**WHAT IS BEING ASKED**
From the entries below, copy every line that holds the word "John".

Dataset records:
:::::

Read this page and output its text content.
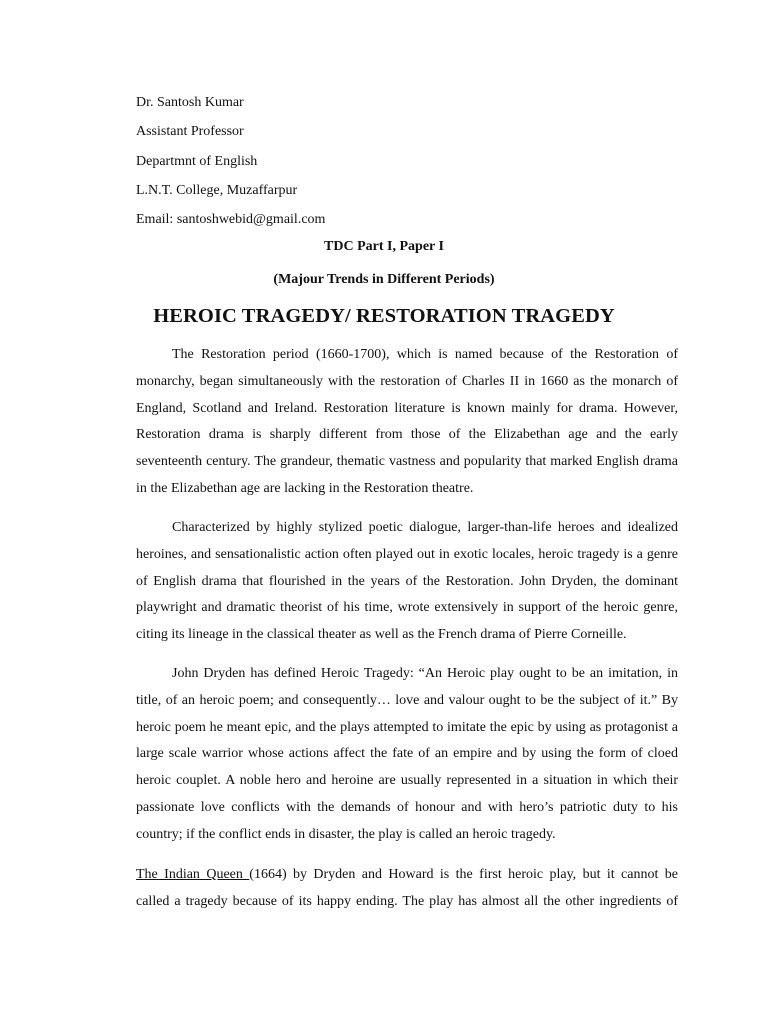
Dr. Santosh Kumar
Assistant Professor
Departmnt of English
L.N.T. College, Muzaffarpur
Email: santoshwebid@gmail.com
TDC Part I, Paper I
(Majour Trends in Different Periods)
HEROIC TRAGEDY/ RESTORATION TRAGEDY
The Restoration period (1660-1700), which is named because of the Restoration of
monarchy, began simultaneously with the restoration of Charles II in 1660 as the monarch of
England, Scotland and Ireland. Restoration literature is known mainly for drama. However,
Restoration drama is sharply different from those of the Elizabethan age and the early
seventeenth century. The grandeur, thematic vastness and popularity that marked English drama
in the Elizabethan age are lacking in the Restoration theatre.
Characterized by highly stylized poetic dialogue, larger-than-life heroes and idealized
heroines, and sensationalistic action often played out in exotic locales, heroic tragedy is a genre
of English drama that flourished in the years of the Restoration. John Dryden, the dominant
playwright and dramatic theorist of his time, wrote extensively in support of the heroic genre,
citing its lineage in the classical theater as well as the French drama of Pierre Corneille.
John Dryden has defined Heroic Tragedy: “An Heroic play ought to be an imitation, in
title, of an heroic poem; and consequently… love and valour ought to be the subject of it.” By
heroic poem he meant epic, and the plays attempted to imitate the epic by using as protagonist a
large scale warrior whose actions affect the fate of an empire and by using the form of cloed
heroic couplet. A noble hero and heroine are usually represented in a situation in which their
passionate love conflicts with the demands of honour and with hero’s patriotic duty to his
country; if the conflict ends in disaster, the play is called an heroic tragedy.
The Indian Queen (1664) by Dryden and Howard is the first heroic play, but it cannot be
called a tragedy because of its happy ending. The play has almost all the other ingredients of
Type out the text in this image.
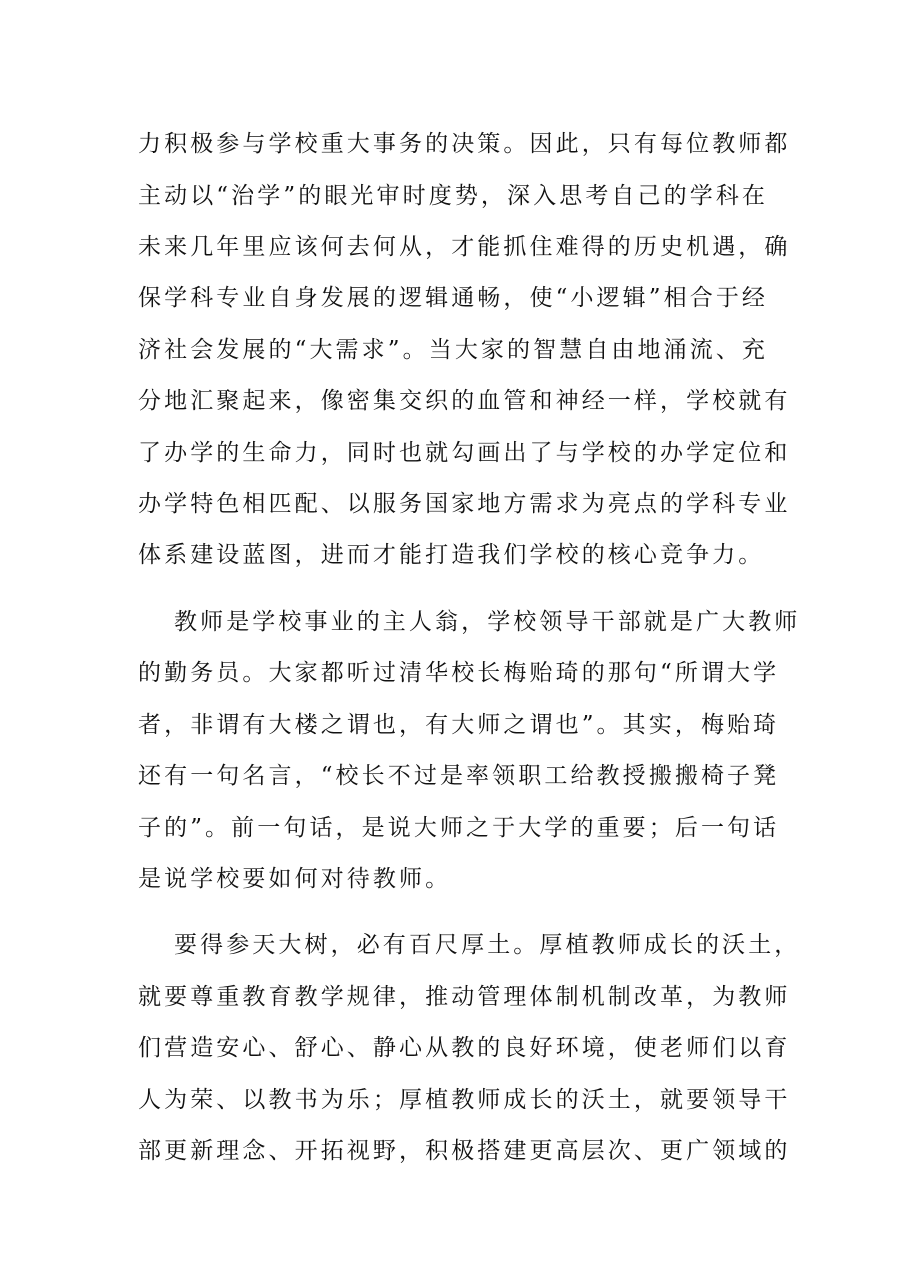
力积极参与学校重大事务的决策。因此，只有每位教师都
主动以“治学”的眼光审时度势，深入思考自己的学科在
未来几年里应该何去何从，才能抓住难得的历史机遇，确
保学科专业自身发展的逻辑通畅，使“小逻辑”相合于经
济社会发展的“大需求”。当大家的智慧自由地涌流、充
分地汇聚起来，像密集交织的血管和神经一样，学校就有
了办学的生命力，同时也就勾画出了与学校的办学定位和
办学特色相匹配、以服务国家地方需求为亮点的学科专业
体系建设蓝图，进而才能打造我们学校的核心竞争力。
教师是学校事业的主人翁，学校领导干部就是广大教师
的勤务员。大家都听过清华校长梅贻琦的那句“所谓大学
者，非谓有大楼之谓也，有大师之谓也”。其实，梅贻琦
还有一句名言，“校长不过是率领职工给教授搬搬椅子凳
子的”。前一句话，是说大师之于大学的重要；后一句话
是说学校要如何对待教师。
要得参天大树，必有百尺厚土。厚植教师成长的沃土，
就要尊重教育教学规律，推动管理体制机制改革，为教师
们营造安心、舒心、静心从教的良好环境，使老师们以育
人为荣、以教书为乐；厚植教师成长的沃土，就要领导干
部更新理念、开拓视野，积极搭建更高层次、更广领域的
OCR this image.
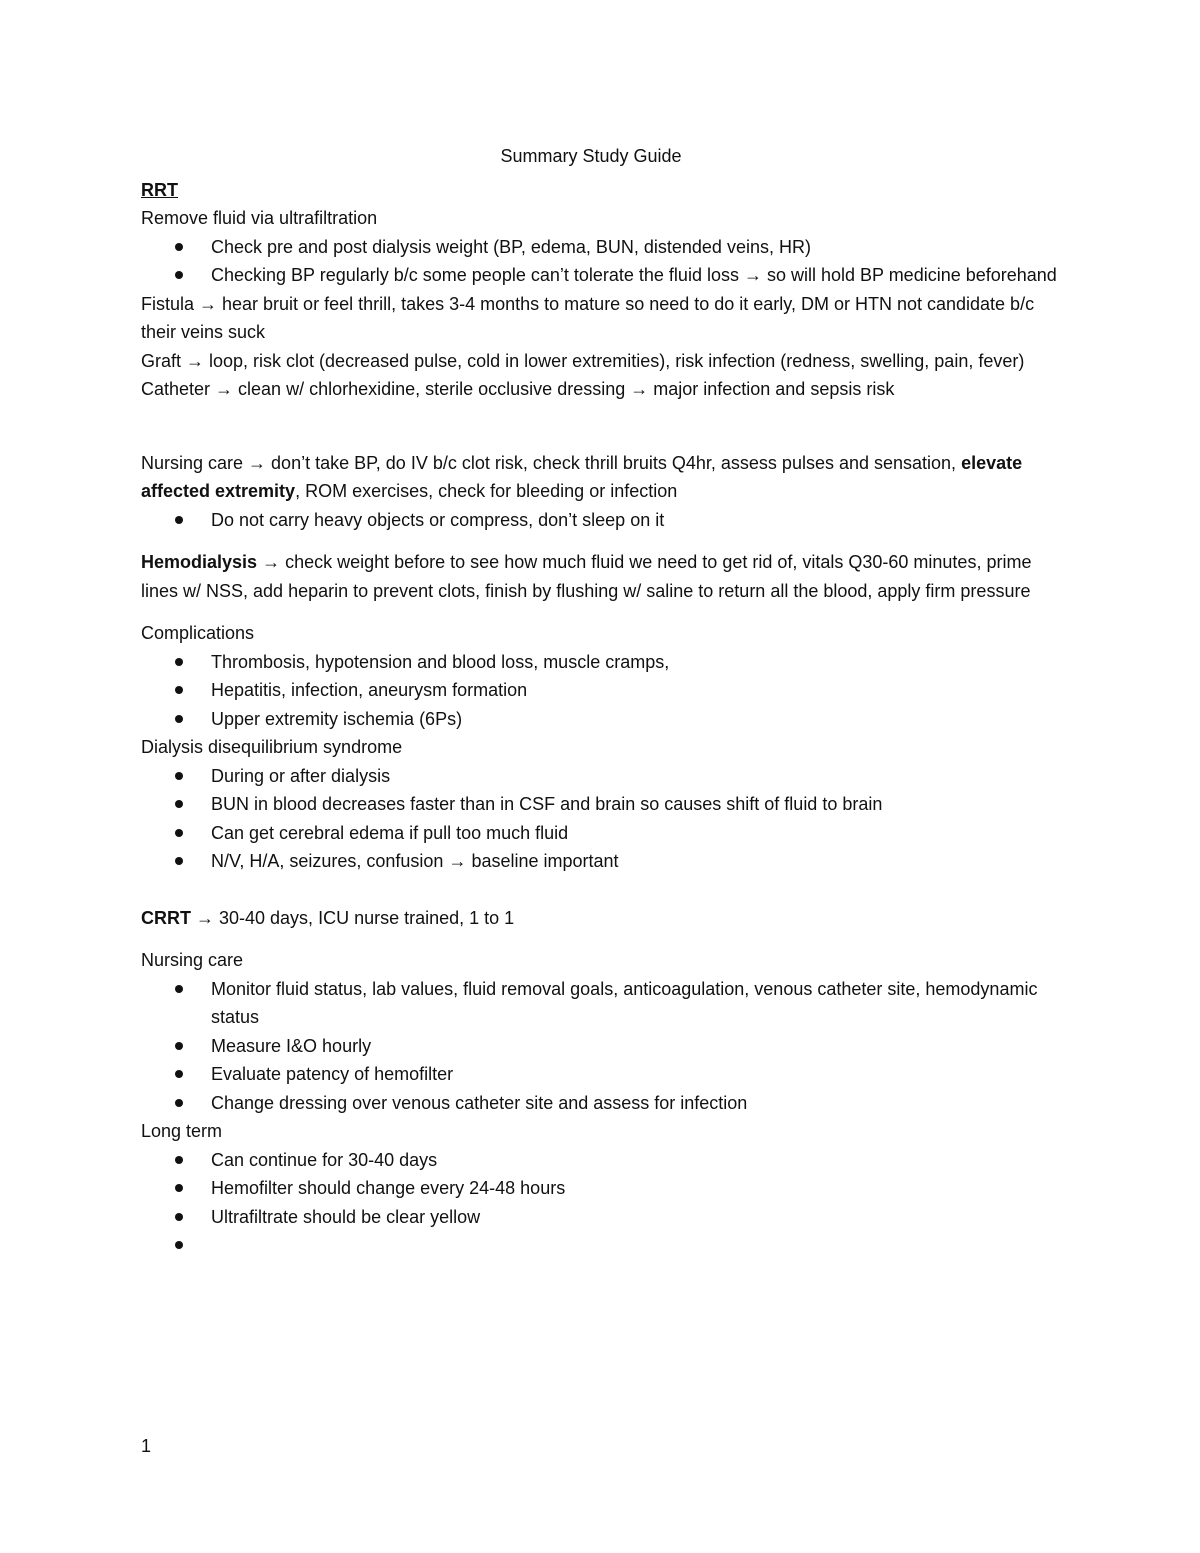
Summary Study Guide

RRT

Remove fluid via ultrafiltration

Check pre and post dialysis weight (BP, edema, BUN, distended veins, HR)
Checking BP regularly b/c some people can’t tolerate the fluid loss → so will hold BP medicine beforehand

Fistula → hear bruit or feel thrill, takes 3-4 months to mature so need to do it early, DM or HTN not candidate b/c their veins suck

Graft → loop, risk clot (decreased pulse, cold in lower extremities), risk infection (redness, swelling, pain, fever)

Catheter → clean w/ chlorhexidine, sterile occlusive dressing → major infection and sepsis risk

Nursing care → don’t take BP, do IV b/c clot risk, check thrill bruits Q4hr, assess pulses and sensation, elevate affected extremity, ROM exercises, check for bleeding or infection

Do not carry heavy objects or compress, don’t sleep on it

Hemodialysis → check weight before to see how much fluid we need to get rid of, vitals Q30-60 minutes, prime lines w/ NSS, add heparin to prevent clots, finish by flushing w/ saline to return all the blood, apply firm pressure

Complications

Thrombosis, hypotension and blood loss, muscle cramps,
Hepatitis, infection, aneurysm formation
Upper extremity ischemia (6Ps)

Dialysis disequilibrium syndrome

During or after dialysis
BUN in blood decreases faster than in CSF and brain so causes shift of fluid to brain
Can get cerebral edema if pull too much fluid
N/V, H/A, seizures, confusion → baseline important

CRRT → 30-40 days, ICU nurse trained, 1 to 1

Nursing care

Monitor fluid status, lab values, fluid removal goals, anticoagulation, venous catheter site, hemodynamic status
Measure I&O hourly
Evaluate patency of hemofilter
Change dressing over venous catheter site and assess for infection

Long term

Can continue for 30-40 days
Hemofilter should change every 24-48 hours
Ultrafiltrate should be clear yellow

1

:::::

**RESULT OF THIS TASK**
of English drama that flourished in the years of the Restoration. John Dryden, the dominant
John Dryden has defined Heroic Tragedy: “An Heroic play ought to be an imitation, in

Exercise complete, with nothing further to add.